**Directions for this task**
Lift out all lines below that contain "number".

※ ※ ※

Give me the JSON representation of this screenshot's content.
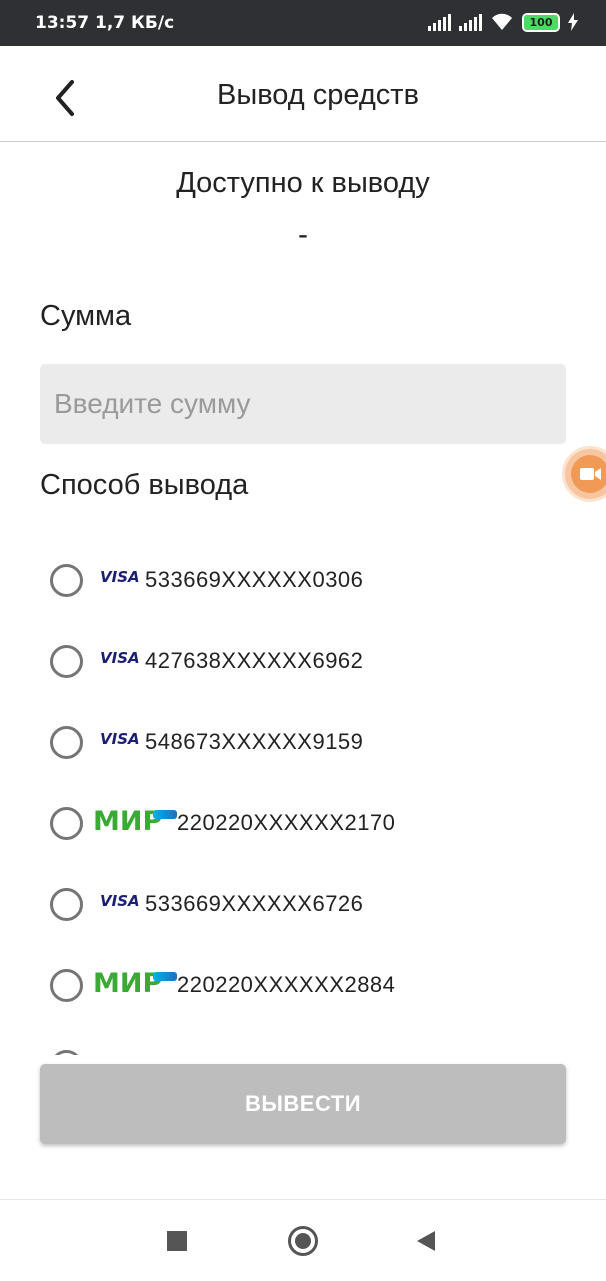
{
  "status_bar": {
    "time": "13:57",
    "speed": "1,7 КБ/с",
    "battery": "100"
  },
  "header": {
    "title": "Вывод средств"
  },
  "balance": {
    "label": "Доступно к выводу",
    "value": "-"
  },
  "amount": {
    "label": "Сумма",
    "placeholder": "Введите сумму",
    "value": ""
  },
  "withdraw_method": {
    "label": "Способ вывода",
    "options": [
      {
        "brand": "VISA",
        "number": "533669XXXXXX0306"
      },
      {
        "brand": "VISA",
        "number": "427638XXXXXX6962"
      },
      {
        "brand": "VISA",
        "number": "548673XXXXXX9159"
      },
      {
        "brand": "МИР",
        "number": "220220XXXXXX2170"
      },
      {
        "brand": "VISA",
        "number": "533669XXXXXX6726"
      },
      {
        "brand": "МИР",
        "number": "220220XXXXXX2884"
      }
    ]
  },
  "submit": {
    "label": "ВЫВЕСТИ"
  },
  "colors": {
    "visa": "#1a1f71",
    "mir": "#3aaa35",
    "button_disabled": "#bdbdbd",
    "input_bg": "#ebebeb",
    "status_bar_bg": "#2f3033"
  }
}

※ ※ ※

**Exercise answer**
        "number": "533669XXXXXX0306"
        "number": "427638XXXXXX6962"
        "number": "548673XXXXXX9159"
        "number": "220220XXXXXX2170"
        "number": "533669XXXXXX6726"
        "number": "220220XXXXXX2884"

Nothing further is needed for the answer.